§ **TESTO DA ANALIZZARE**:

· · ·

C’era una volta una rubrica di pugilato che raccoglieva grandissima attenzione da parte dei tifosi italiani.Nei primi anni 60 Lino Mannocchia il mitico corrispondente da New York per diverse testate sportiva italiane tra le quali Sport Match propose una rassegna denominata “20 domande a…” e intervistò grandissimi campioni .
Mannocchia era molto stimato negli States e amico dei più importanti promoter e manager italiani dell’epoca da Steve Klaus a Bruno Zambarbieri (Raffa) a Umberto Branchini, Adriano Sconcerti e Luigi Proietti . Oltreoceano “dava del tu “ a Willie Pastrano, Joe Giardiello, Eddie Perkins, Emile Griffith.
Alla fine degli anni sessanta Mannocchia intervistò il campione del mondo dei pesi massimi (1926-1928)Gene Tunney. “Fighting Marine “ si era ritirato ufficialmente dalla boxe nel 1929 dopo aver battuto due volte Jack Dempsey , in duelli che suscitarono un interesse eccezionale in tutto il mondo e Tom Heeney. Pochi sanno che Gene continuò a mietere successi e a raccogliere ammirazione nella vita civile. Ai tempi di questa intervista Tunney era insegnante di teologia all’Università Columbia di New York
Tutti si chiedono perché lei si è allontanato dal pugilato. Ha raccolto in questi ultimi tempi delusioni o motivi per trascurare lo sport che le ha dato grande successo ?

· · ·

§ **ESTRATTI DEI DATI**:
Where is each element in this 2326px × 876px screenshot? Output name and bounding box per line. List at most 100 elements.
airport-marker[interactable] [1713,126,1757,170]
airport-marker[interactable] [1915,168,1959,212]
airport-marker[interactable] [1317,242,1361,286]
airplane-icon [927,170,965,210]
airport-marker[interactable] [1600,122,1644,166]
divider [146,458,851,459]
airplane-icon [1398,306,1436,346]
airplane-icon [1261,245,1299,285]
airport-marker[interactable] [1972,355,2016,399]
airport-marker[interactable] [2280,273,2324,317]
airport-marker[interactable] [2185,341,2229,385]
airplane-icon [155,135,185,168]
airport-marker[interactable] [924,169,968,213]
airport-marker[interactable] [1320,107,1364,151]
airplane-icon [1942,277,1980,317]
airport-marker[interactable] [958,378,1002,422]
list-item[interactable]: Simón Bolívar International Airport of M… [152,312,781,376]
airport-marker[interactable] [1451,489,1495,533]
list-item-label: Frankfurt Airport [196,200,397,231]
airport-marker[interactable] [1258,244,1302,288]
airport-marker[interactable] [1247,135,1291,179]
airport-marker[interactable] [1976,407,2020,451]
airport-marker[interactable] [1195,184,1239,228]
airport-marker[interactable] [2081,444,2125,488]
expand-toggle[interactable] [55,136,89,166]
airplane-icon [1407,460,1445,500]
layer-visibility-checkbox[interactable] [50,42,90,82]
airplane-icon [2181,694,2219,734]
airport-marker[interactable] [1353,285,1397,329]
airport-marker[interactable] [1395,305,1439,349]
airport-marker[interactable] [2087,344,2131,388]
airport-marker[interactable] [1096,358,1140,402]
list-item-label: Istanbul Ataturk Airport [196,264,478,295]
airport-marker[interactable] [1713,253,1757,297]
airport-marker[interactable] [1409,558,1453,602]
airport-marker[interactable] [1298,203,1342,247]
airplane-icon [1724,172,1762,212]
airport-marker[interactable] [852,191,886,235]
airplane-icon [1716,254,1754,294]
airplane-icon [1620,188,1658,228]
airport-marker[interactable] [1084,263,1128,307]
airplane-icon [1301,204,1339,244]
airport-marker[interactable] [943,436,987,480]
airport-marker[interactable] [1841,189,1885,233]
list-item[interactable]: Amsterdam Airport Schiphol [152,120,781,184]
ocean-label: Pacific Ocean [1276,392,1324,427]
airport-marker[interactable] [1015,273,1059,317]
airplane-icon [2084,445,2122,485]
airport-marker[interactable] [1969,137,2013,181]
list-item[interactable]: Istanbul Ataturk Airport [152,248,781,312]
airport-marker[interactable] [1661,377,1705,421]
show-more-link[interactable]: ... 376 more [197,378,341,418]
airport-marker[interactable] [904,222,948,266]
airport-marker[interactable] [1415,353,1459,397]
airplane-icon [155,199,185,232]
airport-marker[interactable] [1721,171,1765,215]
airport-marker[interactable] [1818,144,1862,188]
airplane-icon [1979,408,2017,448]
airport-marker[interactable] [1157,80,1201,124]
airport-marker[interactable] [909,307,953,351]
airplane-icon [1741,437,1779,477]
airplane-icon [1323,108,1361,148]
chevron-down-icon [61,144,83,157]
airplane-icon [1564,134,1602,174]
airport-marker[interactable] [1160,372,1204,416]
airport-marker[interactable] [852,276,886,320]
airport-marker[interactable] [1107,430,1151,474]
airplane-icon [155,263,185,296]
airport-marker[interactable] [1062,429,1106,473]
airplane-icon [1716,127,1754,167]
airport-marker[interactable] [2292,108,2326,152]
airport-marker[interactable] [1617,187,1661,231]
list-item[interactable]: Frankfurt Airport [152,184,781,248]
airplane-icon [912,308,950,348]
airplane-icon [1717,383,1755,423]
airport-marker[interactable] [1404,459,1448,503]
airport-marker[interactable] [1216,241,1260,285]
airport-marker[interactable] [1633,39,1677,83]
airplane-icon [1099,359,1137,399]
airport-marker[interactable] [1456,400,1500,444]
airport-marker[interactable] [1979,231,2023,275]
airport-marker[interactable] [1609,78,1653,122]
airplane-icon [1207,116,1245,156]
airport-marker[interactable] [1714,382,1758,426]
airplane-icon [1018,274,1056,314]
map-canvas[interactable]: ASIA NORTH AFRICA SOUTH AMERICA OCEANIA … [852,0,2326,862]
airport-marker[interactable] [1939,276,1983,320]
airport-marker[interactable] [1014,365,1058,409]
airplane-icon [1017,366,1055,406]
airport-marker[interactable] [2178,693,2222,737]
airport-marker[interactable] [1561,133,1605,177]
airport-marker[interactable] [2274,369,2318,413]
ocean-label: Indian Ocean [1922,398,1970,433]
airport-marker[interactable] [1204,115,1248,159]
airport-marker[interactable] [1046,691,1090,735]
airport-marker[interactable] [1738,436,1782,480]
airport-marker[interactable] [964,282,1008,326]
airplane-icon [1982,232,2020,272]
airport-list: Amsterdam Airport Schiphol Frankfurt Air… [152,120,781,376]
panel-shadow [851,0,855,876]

· · ·

§ **I TUOI COMPITI**:
**a)** Secondo il testo su Lino Mannocchia, quale materia insegnava Gene Tunney all'epoca dell'intervista, e in quale università?
**b)** Nel testo su Lino Mannocchia, riscrivi sotto forma di elenco il paragrafo che inizia con "Mannocchia era molto stimato", conservandone i fatti principali.
**c)** Trascrivi fedelmente il brano del testo su Lino Mannocchia che comincia con le parole "C’era una volta" e termina con "grandissimi campioni .".

§ **SOLUZIONI DELL'ESERCIZIO**:
**a)** Insegnava teologia all'Università Columbia di New York.

**b)**
- Mannocchia era molto stimato negli Stati Uniti.
- Era amico dei più importanti promoter e manager italiani dell'epoca: Steve Klaus, Bruno Zambarbieri (Raffa), Umberto Branchini, Adriano Sconcerti e Luigi Proietti.
- Oltreoceano era in confidenza con Willie Pastrano, Joe Giardiello, Eddie Perkins ed Emile Griffith.

**c)**
C’era una volta una rubrica di pugilato che raccoglieva grandissima attenzione da parte dei tifosi italiani.Nei primi anni 60 Lino Mannocchia il mitico corrispondente da New York per diverse testate sportiva italiane tra le quali Sport Match propose una rassegna denominata “20 domande a…” e intervistò grandissimi campioni .